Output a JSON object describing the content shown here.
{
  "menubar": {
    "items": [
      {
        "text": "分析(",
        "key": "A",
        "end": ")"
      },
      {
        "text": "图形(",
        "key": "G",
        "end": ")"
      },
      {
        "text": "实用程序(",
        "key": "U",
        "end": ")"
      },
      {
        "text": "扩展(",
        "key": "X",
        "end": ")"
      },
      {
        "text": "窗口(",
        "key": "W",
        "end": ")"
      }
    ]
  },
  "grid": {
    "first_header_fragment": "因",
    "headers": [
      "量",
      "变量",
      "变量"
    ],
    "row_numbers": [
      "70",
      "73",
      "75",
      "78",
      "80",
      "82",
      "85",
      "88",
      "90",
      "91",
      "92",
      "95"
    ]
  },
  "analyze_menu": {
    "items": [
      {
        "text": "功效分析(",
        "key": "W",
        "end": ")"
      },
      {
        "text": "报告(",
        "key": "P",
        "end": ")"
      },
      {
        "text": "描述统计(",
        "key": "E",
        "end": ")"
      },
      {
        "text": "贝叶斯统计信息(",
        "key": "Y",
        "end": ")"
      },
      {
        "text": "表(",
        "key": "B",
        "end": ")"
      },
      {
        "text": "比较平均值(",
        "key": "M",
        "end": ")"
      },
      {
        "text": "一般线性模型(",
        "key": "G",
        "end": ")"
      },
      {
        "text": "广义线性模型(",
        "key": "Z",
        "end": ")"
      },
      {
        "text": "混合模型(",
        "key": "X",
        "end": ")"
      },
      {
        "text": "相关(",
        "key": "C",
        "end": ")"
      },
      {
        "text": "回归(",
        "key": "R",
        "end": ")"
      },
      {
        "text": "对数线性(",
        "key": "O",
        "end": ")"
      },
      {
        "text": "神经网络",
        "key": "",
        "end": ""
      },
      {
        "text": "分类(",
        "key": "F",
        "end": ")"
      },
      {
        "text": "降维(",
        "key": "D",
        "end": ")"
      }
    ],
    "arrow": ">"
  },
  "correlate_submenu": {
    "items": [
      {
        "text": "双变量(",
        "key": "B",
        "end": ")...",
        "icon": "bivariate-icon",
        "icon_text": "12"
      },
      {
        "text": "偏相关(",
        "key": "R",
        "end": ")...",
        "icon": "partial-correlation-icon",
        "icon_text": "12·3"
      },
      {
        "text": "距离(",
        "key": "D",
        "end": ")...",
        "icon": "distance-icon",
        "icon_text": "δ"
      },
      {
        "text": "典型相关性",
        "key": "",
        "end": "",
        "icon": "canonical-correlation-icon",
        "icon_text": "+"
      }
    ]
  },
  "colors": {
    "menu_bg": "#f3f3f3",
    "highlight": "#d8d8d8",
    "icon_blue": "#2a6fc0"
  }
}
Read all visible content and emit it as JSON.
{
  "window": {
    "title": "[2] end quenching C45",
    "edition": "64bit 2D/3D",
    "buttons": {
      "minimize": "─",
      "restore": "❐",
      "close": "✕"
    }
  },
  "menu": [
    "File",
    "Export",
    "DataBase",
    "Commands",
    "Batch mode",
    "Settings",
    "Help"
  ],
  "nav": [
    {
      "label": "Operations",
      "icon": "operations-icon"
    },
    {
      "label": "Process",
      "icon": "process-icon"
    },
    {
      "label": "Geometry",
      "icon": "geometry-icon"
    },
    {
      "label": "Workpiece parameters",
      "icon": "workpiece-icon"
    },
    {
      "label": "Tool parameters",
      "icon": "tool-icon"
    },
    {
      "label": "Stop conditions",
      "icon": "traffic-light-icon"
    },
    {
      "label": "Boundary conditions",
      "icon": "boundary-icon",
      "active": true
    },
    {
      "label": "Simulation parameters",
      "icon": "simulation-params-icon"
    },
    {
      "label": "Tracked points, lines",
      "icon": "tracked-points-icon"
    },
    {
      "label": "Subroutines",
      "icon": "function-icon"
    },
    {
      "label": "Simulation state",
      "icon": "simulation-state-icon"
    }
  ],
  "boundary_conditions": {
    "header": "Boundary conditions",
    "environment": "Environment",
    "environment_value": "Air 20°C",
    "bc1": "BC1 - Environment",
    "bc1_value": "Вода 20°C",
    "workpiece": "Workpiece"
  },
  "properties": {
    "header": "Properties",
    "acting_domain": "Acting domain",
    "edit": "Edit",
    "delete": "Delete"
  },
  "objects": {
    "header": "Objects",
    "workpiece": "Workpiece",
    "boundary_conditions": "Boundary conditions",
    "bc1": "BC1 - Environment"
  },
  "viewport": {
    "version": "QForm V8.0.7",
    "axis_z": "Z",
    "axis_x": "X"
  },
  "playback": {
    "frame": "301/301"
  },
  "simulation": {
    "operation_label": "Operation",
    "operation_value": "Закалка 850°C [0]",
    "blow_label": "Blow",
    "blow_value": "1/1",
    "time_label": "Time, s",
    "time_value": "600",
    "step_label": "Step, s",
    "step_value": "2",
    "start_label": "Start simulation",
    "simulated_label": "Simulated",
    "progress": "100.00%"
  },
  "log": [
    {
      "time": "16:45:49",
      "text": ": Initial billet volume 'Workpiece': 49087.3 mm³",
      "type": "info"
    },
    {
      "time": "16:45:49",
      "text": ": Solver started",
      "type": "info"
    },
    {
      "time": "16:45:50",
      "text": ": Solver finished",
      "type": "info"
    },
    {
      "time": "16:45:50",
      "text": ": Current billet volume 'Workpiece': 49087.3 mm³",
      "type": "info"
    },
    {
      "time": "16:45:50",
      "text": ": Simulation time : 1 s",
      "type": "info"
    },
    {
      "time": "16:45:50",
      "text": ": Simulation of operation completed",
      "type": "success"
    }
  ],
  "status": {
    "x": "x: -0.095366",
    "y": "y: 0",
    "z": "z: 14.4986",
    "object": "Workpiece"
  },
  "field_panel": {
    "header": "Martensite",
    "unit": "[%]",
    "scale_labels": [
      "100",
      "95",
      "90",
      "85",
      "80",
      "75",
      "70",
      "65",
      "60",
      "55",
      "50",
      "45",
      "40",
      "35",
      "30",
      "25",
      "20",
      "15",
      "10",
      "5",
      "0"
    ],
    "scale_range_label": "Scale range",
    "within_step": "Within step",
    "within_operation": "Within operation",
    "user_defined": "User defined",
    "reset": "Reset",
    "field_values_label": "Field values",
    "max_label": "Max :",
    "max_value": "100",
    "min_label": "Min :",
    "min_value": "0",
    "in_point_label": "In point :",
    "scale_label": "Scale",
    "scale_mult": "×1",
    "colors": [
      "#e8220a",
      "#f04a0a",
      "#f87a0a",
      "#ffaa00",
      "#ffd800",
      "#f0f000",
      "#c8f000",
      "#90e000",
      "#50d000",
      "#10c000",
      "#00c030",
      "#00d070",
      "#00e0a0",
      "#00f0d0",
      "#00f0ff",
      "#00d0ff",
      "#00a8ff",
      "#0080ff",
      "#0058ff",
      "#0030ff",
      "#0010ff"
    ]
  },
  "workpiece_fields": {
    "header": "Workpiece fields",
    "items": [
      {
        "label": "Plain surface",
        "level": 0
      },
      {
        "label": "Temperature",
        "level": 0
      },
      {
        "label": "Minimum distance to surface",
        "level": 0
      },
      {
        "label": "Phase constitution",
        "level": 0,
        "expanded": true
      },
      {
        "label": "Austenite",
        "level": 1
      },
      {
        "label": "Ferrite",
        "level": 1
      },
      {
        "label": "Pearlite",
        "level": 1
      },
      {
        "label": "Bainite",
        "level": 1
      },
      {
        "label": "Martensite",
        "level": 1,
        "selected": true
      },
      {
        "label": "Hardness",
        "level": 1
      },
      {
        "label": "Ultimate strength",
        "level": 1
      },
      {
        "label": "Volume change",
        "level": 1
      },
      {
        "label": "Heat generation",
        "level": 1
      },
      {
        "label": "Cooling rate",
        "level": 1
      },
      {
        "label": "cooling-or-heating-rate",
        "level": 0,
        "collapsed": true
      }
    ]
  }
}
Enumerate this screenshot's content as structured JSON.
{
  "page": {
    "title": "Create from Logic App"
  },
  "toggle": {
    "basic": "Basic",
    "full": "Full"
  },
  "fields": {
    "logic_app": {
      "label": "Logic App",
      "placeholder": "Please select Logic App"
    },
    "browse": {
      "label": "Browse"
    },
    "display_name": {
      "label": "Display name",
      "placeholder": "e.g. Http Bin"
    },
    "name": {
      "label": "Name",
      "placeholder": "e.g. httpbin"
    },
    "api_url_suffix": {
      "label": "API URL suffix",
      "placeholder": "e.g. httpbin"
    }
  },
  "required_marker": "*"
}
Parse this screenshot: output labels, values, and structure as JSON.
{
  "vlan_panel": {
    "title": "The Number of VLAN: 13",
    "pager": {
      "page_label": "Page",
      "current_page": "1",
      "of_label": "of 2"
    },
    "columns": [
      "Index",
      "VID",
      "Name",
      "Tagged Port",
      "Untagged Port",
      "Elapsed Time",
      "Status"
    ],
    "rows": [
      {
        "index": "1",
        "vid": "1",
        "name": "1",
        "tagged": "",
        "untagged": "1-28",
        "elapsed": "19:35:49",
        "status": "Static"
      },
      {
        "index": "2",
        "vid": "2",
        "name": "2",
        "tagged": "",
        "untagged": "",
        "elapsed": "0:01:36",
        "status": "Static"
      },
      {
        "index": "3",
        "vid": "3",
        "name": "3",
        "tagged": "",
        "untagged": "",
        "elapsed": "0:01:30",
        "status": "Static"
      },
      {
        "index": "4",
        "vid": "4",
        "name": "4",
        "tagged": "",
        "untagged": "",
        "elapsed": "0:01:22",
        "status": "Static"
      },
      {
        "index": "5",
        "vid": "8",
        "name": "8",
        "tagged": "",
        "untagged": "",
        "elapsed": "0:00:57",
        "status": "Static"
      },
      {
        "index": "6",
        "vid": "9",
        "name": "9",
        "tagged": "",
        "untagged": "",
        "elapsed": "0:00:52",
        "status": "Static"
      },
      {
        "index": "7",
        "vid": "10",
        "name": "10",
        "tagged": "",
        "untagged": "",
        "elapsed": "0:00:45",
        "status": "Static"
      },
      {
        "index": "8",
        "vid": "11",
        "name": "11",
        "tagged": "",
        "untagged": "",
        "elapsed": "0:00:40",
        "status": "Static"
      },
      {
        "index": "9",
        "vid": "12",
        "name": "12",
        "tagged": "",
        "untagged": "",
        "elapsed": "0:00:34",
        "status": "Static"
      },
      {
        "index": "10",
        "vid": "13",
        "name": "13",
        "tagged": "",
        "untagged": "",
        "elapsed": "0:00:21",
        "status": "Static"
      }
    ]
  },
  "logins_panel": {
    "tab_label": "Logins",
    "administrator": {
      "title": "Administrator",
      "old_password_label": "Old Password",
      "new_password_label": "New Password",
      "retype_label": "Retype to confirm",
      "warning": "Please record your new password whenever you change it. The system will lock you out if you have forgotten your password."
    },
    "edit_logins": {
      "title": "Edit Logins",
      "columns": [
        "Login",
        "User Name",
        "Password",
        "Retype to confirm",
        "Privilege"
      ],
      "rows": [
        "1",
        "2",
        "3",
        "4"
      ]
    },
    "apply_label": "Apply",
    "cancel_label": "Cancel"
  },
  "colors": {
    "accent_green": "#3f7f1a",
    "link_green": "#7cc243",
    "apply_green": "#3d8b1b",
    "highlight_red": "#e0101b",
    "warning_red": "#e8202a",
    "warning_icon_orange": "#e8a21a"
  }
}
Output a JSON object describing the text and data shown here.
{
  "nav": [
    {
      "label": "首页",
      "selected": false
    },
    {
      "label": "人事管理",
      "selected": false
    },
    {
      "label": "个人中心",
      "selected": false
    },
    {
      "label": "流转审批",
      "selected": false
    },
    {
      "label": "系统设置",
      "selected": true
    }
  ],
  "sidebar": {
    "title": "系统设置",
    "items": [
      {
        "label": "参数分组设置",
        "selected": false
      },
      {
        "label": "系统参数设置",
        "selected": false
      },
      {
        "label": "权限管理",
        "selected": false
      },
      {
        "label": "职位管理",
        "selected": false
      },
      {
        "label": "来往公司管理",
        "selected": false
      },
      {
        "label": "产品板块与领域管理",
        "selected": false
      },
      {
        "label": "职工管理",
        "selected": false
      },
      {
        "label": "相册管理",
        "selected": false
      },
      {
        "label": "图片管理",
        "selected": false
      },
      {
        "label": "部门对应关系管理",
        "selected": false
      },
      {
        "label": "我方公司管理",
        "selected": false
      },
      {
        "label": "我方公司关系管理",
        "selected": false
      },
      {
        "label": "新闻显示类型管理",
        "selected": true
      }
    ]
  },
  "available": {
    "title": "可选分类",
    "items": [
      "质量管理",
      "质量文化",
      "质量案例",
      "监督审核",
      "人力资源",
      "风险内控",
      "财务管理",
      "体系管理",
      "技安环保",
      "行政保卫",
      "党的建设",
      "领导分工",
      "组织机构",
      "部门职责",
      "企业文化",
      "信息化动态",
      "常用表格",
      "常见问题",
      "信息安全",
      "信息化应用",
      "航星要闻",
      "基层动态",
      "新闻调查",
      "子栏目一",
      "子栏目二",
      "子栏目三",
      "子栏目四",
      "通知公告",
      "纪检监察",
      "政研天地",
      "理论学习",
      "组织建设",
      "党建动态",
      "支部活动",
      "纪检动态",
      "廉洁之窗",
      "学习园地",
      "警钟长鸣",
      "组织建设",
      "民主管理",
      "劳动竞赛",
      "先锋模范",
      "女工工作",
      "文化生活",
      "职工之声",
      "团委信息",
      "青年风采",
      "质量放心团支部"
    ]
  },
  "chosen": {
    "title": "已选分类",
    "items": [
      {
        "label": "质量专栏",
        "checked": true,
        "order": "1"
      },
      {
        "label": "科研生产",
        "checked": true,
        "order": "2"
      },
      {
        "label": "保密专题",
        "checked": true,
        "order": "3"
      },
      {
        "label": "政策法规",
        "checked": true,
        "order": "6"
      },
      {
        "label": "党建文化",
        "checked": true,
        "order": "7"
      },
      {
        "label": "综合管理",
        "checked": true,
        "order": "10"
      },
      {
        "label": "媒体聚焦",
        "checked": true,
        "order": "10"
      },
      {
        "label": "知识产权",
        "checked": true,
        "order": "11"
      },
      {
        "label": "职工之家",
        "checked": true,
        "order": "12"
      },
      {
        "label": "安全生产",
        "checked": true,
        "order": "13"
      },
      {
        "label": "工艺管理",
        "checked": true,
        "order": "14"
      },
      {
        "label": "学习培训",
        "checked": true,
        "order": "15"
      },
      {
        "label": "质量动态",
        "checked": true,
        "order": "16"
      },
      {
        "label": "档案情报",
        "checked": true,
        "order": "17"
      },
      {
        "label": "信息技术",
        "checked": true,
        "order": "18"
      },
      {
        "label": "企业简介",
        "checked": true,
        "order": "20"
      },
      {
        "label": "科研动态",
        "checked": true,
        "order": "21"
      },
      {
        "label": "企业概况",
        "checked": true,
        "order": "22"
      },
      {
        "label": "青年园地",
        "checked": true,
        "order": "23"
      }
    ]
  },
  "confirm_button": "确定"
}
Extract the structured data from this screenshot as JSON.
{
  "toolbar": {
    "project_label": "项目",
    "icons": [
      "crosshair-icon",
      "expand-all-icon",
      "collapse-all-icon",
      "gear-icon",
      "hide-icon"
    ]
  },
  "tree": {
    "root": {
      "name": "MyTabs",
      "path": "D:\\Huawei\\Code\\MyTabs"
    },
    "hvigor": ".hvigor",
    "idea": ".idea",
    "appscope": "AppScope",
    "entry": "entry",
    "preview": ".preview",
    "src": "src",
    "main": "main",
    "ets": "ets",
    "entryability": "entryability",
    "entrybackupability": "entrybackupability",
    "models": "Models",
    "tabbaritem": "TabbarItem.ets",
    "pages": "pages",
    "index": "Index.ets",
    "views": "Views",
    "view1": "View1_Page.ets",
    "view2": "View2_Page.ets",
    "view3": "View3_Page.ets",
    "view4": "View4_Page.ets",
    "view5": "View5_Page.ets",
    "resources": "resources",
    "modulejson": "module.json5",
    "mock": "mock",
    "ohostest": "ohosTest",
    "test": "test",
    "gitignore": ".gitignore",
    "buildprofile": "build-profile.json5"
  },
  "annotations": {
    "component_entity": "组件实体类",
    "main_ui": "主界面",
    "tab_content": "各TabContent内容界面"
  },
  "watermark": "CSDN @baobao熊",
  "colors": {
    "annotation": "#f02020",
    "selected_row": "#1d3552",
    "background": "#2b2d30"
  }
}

◆ ◆ ◆ ◆ ◆

* Given request *
Collect every line above that contains the word "Please".

* Expected answer *
      "placeholder": "Please select Logic App"
      "warning": "Please record your new password whenever you change it. The system will lock you out if you have forgotten your password."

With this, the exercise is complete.